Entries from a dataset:

________________________________________

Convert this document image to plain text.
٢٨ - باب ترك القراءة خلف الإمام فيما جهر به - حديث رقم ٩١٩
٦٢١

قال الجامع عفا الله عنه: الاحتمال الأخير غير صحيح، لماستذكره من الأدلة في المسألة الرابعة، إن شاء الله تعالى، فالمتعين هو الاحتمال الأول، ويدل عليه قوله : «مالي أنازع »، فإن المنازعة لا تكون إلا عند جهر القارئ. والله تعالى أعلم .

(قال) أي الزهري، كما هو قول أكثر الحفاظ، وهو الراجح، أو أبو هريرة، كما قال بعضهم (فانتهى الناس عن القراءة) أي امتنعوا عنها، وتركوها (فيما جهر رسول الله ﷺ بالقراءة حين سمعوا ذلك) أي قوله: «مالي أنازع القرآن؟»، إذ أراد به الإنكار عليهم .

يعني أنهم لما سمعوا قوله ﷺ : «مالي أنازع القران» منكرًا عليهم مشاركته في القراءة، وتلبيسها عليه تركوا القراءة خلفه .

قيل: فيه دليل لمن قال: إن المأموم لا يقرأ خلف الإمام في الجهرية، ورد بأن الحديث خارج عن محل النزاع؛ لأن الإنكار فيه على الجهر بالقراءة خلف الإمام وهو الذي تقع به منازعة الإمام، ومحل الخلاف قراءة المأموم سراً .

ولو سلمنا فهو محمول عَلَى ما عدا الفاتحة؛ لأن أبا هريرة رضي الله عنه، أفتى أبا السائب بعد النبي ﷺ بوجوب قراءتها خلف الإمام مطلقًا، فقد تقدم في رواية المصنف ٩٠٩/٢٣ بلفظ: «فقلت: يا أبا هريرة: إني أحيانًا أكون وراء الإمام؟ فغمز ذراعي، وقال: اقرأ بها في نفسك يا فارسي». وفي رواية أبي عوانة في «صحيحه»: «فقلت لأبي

________________________________________

== Exercise instructions ==
Copy the records above exactly.

== Result ==
Convert this document image to plain text.
٢٨ - باب ترك القراءة خلف الإمام فيما جهر به - حديث رقم ٩١٩
٦٢١

قال الجامع عفا الله عنه: الاحتمال الأخير غير صحيح، لماستذكره من الأدلة في المسألة الرابعة، إن شاء الله تعالى، فالمتعين هو الاحتمال الأول، ويدل عليه قوله : «مالي أنازع »، فإن المنازعة لا تكون إلا عند جهر القارئ. والله تعالى أعلم .

(قال) أي الزهري، كما هو قول أكثر الحفاظ، وهو الراجح، أو أبو هريرة، كما قال بعضهم (فانتهى الناس عن القراءة) أي امتنعوا عنها، وتركوها (فيما جهر رسول الله ﷺ بالقراءة حين سمعوا ذلك) أي قوله: «مالي أنازع القرآن؟»، إذ أراد به الإنكار عليهم .

يعني أنهم لما سمعوا قوله ﷺ : «مالي أنازع القران» منكرًا عليهم مشاركته في القراءة، وتلبيسها عليه تركوا القراءة خلفه .

قيل: فيه دليل لمن قال: إن المأموم لا يقرأ خلف الإمام في الجهرية، ورد بأن الحديث خارج عن محل النزاع؛ لأن الإنكار فيه على الجهر بالقراءة خلف الإمام وهو الذي تقع به منازعة الإمام، ومحل الخلاف قراءة المأموم سراً .

ولو سلمنا فهو محمول عَلَى ما عدا الفاتحة؛ لأن أبا هريرة رضي الله عنه، أفتى أبا السائب بعد النبي ﷺ بوجوب قراءتها خلف الإمام مطلقًا، فقد تقدم في رواية المصنف ٩٠٩/٢٣ بلفظ: «فقلت: يا أبا هريرة: إني أحيانًا أكون وراء الإمام؟ فغمز ذراعي، وقال: اقرأ بها في نفسك يا فارسي». وفي رواية أبي عوانة في «صحيحه»: «فقلت لأبي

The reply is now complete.